» Problem
Output every entry exactly, from the first line to the last.

» Data shown
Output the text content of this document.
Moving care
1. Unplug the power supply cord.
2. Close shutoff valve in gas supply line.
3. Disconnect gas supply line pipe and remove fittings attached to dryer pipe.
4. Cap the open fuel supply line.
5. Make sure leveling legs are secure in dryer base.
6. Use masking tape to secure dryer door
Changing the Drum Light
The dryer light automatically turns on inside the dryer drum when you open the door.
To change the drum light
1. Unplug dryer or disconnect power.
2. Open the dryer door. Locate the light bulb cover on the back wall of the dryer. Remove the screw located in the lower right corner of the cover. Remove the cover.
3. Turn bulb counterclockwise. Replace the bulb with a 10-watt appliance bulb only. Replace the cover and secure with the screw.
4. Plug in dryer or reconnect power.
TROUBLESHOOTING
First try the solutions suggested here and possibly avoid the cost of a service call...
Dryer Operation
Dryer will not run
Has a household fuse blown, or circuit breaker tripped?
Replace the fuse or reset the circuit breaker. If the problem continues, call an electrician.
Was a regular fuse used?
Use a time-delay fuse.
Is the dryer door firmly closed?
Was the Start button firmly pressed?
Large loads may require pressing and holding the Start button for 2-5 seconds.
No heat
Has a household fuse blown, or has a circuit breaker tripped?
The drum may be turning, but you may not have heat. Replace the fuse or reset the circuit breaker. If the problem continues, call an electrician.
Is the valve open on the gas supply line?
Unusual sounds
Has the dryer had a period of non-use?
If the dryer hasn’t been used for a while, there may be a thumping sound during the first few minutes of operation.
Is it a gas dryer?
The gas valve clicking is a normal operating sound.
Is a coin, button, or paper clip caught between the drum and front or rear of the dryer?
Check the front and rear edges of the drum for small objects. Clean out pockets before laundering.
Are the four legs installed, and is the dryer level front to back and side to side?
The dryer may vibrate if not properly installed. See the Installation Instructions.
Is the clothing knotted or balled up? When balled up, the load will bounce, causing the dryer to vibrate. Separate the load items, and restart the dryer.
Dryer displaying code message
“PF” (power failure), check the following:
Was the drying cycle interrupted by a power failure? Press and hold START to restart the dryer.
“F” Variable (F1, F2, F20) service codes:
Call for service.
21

» Solution to the exercise
Output the text content of this document.
Moving care
1. Unplug the power supply cord.
2. Close shutoff valve in gas supply line.
3. Disconnect gas supply line pipe and remove fittings attached to dryer pipe.
4. Cap the open fuel supply line.
5. Make sure leveling legs are secure in dryer base.
6. Use masking tape to secure dryer door
Changing the Drum Light
The dryer light automatically turns on inside the dryer drum when you open the door.
To change the drum light
1. Unplug dryer or disconnect power.
2. Open the dryer door. Locate the light bulb cover on the back wall of the dryer. Remove the screw located in the lower right corner of the cover. Remove the cover.
3. Turn bulb counterclockwise. Replace the bulb with a 10-watt appliance bulb only. Replace the cover and secure with the screw.
4. Plug in dryer or reconnect power.
TROUBLESHOOTING
First try the solutions suggested here and possibly avoid the cost of a service call...
Dryer Operation
Dryer will not run
Has a household fuse blown, or circuit breaker tripped?
Replace the fuse or reset the circuit breaker. If the problem continues, call an electrician.
Was a regular fuse used?
Use a time-delay fuse.
Is the dryer door firmly closed?
Was the Start button firmly pressed?
Large loads may require pressing and holding the Start button for 2-5 seconds.
No heat
Has a household fuse blown, or has a circuit breaker tripped?
The drum may be turning, but you may not have heat. Replace the fuse or reset the circuit breaker. If the problem continues, call an electrician.
Is the valve open on the gas supply line?
Unusual sounds
Has the dryer had a period of non-use?
If the dryer hasn’t been used for a while, there may be a thumping sound during the first few minutes of operation.
Is it a gas dryer?
The gas valve clicking is a normal operating sound.
Is a coin, button, or paper clip caught between the drum and front or rear of the dryer?
Check the front and rear edges of the drum for small objects. Clean out pockets before laundering.
Are the four legs installed, and is the dryer level front to back and side to side?
The dryer may vibrate if not properly installed. See the Installation Instructions.
Is the clothing knotted or balled up? When balled up, the load will bounce, causing the dryer to vibrate. Separate the load items, and restart the dryer.
Dryer displaying code message
“PF” (power failure), check the following:
Was the drying cycle interrupted by a power failure? Press and hold START to restart the dryer.
“F” Variable (F1, F2, F20) service codes:
Call for service.
21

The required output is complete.